== The problem ==
Which lines hold the word "ffffff"? Copy each one.

== Dataset entries on figures ==
--- Begin ---

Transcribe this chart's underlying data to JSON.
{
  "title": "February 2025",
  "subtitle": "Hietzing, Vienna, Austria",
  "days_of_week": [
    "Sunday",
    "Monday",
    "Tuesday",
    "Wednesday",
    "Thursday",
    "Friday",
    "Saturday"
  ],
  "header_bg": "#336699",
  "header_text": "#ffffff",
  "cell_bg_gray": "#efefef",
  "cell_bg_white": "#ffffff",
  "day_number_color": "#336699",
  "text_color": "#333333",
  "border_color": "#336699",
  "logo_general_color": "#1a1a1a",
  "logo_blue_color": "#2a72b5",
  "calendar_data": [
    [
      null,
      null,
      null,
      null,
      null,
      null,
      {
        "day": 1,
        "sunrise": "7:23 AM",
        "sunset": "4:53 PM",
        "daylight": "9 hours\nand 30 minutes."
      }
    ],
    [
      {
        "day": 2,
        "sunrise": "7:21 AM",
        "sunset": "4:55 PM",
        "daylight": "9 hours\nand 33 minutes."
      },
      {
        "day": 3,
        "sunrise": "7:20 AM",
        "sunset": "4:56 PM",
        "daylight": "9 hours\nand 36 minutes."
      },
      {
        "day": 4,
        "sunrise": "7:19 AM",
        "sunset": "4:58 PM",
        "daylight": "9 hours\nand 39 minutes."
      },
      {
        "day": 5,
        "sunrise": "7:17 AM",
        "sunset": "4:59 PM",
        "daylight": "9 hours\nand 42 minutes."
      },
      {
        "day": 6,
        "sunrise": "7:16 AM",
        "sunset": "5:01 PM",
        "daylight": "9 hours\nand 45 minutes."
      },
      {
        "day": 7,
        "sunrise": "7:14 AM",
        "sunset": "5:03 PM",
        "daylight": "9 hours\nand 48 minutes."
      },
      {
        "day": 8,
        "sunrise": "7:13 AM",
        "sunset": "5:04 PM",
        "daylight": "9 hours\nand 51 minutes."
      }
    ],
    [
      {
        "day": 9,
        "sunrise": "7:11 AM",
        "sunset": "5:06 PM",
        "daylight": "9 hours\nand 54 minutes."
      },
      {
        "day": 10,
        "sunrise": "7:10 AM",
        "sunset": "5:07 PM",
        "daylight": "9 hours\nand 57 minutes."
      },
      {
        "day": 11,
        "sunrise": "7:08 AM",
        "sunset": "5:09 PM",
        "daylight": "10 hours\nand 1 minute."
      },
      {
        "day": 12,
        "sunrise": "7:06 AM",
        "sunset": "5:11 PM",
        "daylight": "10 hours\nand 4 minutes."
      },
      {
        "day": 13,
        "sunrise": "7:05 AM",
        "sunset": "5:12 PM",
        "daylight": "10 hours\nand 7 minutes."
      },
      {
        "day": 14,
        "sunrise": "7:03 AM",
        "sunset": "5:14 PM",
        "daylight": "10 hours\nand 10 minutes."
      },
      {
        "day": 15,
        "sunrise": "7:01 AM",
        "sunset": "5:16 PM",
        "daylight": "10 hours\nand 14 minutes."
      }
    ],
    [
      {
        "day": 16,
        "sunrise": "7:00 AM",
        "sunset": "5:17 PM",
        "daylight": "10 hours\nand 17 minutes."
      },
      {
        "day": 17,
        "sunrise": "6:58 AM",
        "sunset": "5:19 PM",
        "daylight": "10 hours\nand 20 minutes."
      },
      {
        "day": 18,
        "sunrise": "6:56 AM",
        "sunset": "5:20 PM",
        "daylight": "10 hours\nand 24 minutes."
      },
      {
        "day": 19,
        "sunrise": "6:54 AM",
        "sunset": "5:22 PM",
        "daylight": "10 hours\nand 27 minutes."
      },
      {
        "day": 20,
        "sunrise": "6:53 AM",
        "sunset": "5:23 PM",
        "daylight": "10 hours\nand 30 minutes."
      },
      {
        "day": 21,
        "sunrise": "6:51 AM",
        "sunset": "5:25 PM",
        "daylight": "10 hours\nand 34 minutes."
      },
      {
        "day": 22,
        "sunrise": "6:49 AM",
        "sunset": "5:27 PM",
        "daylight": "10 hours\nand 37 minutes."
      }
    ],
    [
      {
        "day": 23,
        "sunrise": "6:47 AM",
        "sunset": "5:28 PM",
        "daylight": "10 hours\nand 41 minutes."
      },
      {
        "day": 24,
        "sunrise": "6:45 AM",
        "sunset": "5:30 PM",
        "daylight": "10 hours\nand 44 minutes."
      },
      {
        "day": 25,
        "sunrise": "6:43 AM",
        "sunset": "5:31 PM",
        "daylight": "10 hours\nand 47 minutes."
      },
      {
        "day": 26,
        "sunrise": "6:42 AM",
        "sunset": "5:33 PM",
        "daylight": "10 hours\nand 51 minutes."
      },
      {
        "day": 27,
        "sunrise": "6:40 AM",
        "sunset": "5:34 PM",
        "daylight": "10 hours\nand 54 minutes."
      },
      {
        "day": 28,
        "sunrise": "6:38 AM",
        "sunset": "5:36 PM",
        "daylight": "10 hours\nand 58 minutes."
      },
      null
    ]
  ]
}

--- End ---

== In response ==
  "header_text": "#ffffff",
  "cell_bg_white": "#ffffff",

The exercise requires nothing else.